== Source records ==

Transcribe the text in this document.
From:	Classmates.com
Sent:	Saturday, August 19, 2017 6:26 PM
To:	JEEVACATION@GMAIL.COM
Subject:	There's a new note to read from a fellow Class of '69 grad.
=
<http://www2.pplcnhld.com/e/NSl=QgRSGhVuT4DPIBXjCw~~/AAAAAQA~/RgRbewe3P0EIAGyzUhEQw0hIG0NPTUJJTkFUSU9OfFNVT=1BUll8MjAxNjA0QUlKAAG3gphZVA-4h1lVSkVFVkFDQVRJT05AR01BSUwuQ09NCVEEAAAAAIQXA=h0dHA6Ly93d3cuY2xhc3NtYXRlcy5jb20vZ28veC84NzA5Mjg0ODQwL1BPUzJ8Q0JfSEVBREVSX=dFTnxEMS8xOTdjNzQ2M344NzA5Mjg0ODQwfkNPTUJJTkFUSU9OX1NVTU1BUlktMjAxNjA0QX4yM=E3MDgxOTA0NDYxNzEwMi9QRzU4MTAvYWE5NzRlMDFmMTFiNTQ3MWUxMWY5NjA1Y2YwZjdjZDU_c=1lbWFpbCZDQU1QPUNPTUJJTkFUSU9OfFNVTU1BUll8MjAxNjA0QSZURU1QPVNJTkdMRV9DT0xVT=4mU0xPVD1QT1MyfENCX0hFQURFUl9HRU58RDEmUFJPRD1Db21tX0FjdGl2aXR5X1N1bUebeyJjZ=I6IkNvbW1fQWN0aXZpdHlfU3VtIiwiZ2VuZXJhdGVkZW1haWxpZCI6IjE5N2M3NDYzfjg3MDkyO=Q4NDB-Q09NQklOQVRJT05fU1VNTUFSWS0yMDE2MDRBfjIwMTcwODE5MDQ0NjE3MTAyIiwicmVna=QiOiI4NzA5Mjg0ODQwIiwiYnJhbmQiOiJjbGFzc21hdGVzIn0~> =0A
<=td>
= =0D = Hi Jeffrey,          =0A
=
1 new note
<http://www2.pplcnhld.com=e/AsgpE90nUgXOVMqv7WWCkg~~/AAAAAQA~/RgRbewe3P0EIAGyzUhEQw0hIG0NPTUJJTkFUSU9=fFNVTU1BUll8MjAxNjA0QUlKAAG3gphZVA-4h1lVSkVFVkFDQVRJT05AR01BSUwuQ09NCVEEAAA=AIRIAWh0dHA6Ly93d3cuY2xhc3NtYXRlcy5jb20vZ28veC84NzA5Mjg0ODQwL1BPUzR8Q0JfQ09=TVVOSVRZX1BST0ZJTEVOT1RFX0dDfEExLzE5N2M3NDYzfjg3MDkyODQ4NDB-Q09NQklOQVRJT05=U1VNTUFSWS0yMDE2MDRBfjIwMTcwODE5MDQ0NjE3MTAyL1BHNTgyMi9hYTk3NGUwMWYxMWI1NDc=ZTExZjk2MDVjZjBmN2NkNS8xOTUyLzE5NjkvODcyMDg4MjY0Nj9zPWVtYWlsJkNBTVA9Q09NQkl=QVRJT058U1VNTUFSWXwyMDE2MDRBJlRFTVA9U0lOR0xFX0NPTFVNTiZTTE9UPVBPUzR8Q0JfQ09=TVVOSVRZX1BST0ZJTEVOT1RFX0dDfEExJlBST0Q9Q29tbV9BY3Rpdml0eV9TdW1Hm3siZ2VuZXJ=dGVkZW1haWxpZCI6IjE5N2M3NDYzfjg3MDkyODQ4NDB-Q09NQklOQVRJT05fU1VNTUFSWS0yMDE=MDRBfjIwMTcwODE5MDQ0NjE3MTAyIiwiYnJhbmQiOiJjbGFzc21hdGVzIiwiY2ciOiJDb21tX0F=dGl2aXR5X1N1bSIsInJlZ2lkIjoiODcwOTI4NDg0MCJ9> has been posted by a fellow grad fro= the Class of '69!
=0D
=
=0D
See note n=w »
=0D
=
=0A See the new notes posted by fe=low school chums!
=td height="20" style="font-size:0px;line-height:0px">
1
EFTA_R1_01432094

===

**Exercise goal**:
Exactly reproduce every record.

**Worked solution**:
Transcribe the text in this document.
From:	Classmates.com
Sent:	Saturday, August 19, 2017 6:26 PM
To:	JEEVACATION@GMAIL.COM
Subject:	There's a new note to read from a fellow Class of '69 grad.
=
<http://www2.pplcnhld.com/e/NSl=QgRSGhVuT4DPIBXjCw~~/AAAAAQA~/RgRbewe3P0EIAGyzUhEQw0hIG0NPTUJJTkFUSU9OfFNVT=1BUll8MjAxNjA0QUlKAAG3gphZVA-4h1lVSkVFVkFDQVRJT05AR01BSUwuQ09NCVEEAAAAAIQXA=h0dHA6Ly93d3cuY2xhc3NtYXRlcy5jb20vZ28veC84NzA5Mjg0ODQwL1BPUzJ8Q0JfSEVBREVSX=dFTnxEMS8xOTdjNzQ2M344NzA5Mjg0ODQwfkNPTUJJTkFUSU9OX1NVTU1BUlktMjAxNjA0QX4yM=E3MDgxOTA0NDYxNzEwMi9QRzU4MTAvYWE5NzRlMDFmMTFiNTQ3MWUxMWY5NjA1Y2YwZjdjZDU_c=1lbWFpbCZDQU1QPUNPTUJJTkFUSU9OfFNVTU1BUll8MjAxNjA0QSZURU1QPVNJTkdMRV9DT0xVT=4mU0xPVD1QT1MyfENCX0hFQURFUl9HRU58RDEmUFJPRD1Db21tX0FjdGl2aXR5X1N1bUebeyJjZ=I6IkNvbW1fQWN0aXZpdHlfU3VtIiwiZ2VuZXJhdGVkZW1haWxpZCI6IjE5N2M3NDYzfjg3MDkyO=Q4NDB-Q09NQklOQVRJT05fU1VNTUFSWS0yMDE2MDRBfjIwMTcwODE5MDQ0NjE3MTAyIiwicmVna=QiOiI4NzA5Mjg0ODQwIiwiYnJhbmQiOiJjbGFzc21hdGVzIn0~> =0A
<=td>
= =0D = Hi Jeffrey,          =0A
=
1 new note
<http://www2.pplcnhld.com=e/AsgpE90nUgXOVMqv7WWCkg~~/AAAAAQA~/RgRbewe3P0EIAGyzUhEQw0hIG0NPTUJJTkFUSU9=fFNVTU1BUll8MjAxNjA0QUlKAAG3gphZVA-4h1lVSkVFVkFDQVRJT05AR01BSUwuQ09NCVEEAAA=AIRIAWh0dHA6Ly93d3cuY2xhc3NtYXRlcy5jb20vZ28veC84NzA5Mjg0ODQwL1BPUzR8Q0JfQ09=TVVOSVRZX1BST0ZJTEVOT1RFX0dDfEExLzE5N2M3NDYzfjg3MDkyODQ4NDB-Q09NQklOQVRJT05=U1VNTUFSWS0yMDE2MDRBfjIwMTcwODE5MDQ0NjE3MTAyL1BHNTgyMi9hYTk3NGUwMWYxMWI1NDc=ZTExZjk2MDVjZjBmN2NkNS8xOTUyLzE5NjkvODcyMDg4MjY0Nj9zPWVtYWlsJkNBTVA9Q09NQkl=QVRJT058U1VNTUFSWXwyMDE2MDRBJlRFTVA9U0lOR0xFX0NPTFVNTiZTTE9UPVBPUzR8Q0JfQ09=TVVOSVRZX1BST0ZJTEVOT1RFX0dDfEExJlBST0Q9Q29tbV9BY3Rpdml0eV9TdW1Hm3siZ2VuZXJ=dGVkZW1haWxpZCI6IjE5N2M3NDYzfjg3MDkyODQ4NDB-Q09NQklOQVRJT05fU1VNTUFSWS0yMDE=MDRBfjIwMTcwODE5MDQ0NjE3MTAyIiwiYnJhbmQiOiJjbGFzc21hdGVzIiwiY2ciOiJDb21tX0F=dGl2aXR5X1N1bSIsInJlZ2lkIjoiODcwOTI4NDg0MCJ9> has been posted by a fellow grad fro= the Class of '69!
=0D
=
=0D
See note n=w »
=0D
=
=0A See the new notes posted by fe=low school chums!
=td height="20" style="font-size:0px;line-height:0px">
1
EFTA_R1_01432094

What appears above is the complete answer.